TASK TO COMPLETE –
Output all of the data below exactly as given.

LISTING –
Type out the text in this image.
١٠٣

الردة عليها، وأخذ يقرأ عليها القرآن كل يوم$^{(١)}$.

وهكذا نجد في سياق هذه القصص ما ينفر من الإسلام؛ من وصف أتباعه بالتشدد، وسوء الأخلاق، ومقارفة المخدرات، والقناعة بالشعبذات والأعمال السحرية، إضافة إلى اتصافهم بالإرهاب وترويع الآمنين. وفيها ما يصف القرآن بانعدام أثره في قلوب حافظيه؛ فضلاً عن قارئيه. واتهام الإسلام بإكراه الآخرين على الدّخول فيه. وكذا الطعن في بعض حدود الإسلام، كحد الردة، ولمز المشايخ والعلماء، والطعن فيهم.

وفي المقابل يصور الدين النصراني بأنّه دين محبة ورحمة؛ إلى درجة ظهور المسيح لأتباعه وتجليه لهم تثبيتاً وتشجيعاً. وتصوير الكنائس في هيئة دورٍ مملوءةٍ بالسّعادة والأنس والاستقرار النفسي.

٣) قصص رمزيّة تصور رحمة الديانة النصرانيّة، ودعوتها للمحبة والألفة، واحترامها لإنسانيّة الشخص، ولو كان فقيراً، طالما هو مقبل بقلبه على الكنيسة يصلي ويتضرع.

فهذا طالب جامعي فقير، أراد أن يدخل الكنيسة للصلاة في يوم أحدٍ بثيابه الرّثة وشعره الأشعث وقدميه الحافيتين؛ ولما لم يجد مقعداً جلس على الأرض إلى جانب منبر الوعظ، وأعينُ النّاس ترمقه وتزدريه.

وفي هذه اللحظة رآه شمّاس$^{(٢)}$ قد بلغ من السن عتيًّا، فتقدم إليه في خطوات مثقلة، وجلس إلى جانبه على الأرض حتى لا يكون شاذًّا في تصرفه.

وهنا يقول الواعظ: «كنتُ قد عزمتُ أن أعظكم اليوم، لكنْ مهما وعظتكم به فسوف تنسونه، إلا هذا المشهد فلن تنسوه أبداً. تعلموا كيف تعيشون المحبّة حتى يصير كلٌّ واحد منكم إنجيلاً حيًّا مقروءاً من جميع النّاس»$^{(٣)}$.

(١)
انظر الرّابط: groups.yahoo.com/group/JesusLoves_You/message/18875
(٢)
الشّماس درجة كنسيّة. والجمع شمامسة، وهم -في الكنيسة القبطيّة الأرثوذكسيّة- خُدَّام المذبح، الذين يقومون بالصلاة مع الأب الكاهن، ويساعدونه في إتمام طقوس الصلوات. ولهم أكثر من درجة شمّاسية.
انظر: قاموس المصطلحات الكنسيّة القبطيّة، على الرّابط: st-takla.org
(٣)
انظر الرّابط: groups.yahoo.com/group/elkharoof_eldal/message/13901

SOLUTION TO THE PROBLEM –
Type out the text in this image.
١٠٣

الردة عليها، وأخذ يقرأ عليها القرآن كل يوم$^{(١)}$.

وهكذا نجد في سياق هذه القصص ما ينفر من الإسلام؛ من وصف أتباعه بالتشدد، وسوء الأخلاق، ومقارفة المخدرات، والقناعة بالشعبذات والأعمال السحرية، إضافة إلى اتصافهم بالإرهاب وترويع الآمنين. وفيها ما يصف القرآن بانعدام أثره في قلوب حافظيه؛ فضلاً عن قارئيه. واتهام الإسلام بإكراه الآخرين على الدّخول فيه. وكذا الطعن في بعض حدود الإسلام، كحد الردة، ولمز المشايخ والعلماء، والطعن فيهم.

وفي المقابل يصور الدين النصراني بأنّه دين محبة ورحمة؛ إلى درجة ظهور المسيح لأتباعه وتجليه لهم تثبيتاً وتشجيعاً. وتصوير الكنائس في هيئة دورٍ مملوءةٍ بالسّعادة والأنس والاستقرار النفسي.

٣) قصص رمزيّة تصور رحمة الديانة النصرانيّة، ودعوتها للمحبة والألفة، واحترامها لإنسانيّة الشخص، ولو كان فقيراً، طالما هو مقبل بقلبه على الكنيسة يصلي ويتضرع.

فهذا طالب جامعي فقير، أراد أن يدخل الكنيسة للصلاة في يوم أحدٍ بثيابه الرّثة وشعره الأشعث وقدميه الحافيتين؛ ولما لم يجد مقعداً جلس على الأرض إلى جانب منبر الوعظ، وأعينُ النّاس ترمقه وتزدريه.

وفي هذه اللحظة رآه شمّاس$^{(٢)}$ قد بلغ من السن عتيًّا، فتقدم إليه في خطوات مثقلة، وجلس إلى جانبه على الأرض حتى لا يكون شاذًّا في تصرفه.

وهنا يقول الواعظ: «كنتُ قد عزمتُ أن أعظكم اليوم، لكنْ مهما وعظتكم به فسوف تنسونه، إلا هذا المشهد فلن تنسوه أبداً. تعلموا كيف تعيشون المحبّة حتى يصير كلٌّ واحد منكم إنجيلاً حيًّا مقروءاً من جميع النّاس»$^{(٣)}$.

(١)
انظر الرّابط: groups.yahoo.com/group/JesusLoves_You/message/18875
(٢)
الشّماس درجة كنسيّة. والجمع شمامسة، وهم -في الكنيسة القبطيّة الأرثوذكسيّة- خُدَّام المذبح، الذين يقومون بالصلاة مع الأب الكاهن، ويساعدونه في إتمام طقوس الصلوات. ولهم أكثر من درجة شمّاسية.
انظر: قاموس المصطلحات الكنسيّة القبطيّة، على الرّابط: st-takla.org
(٣)
انظر الرّابط: groups.yahoo.com/group/elkharoof_eldal/message/13901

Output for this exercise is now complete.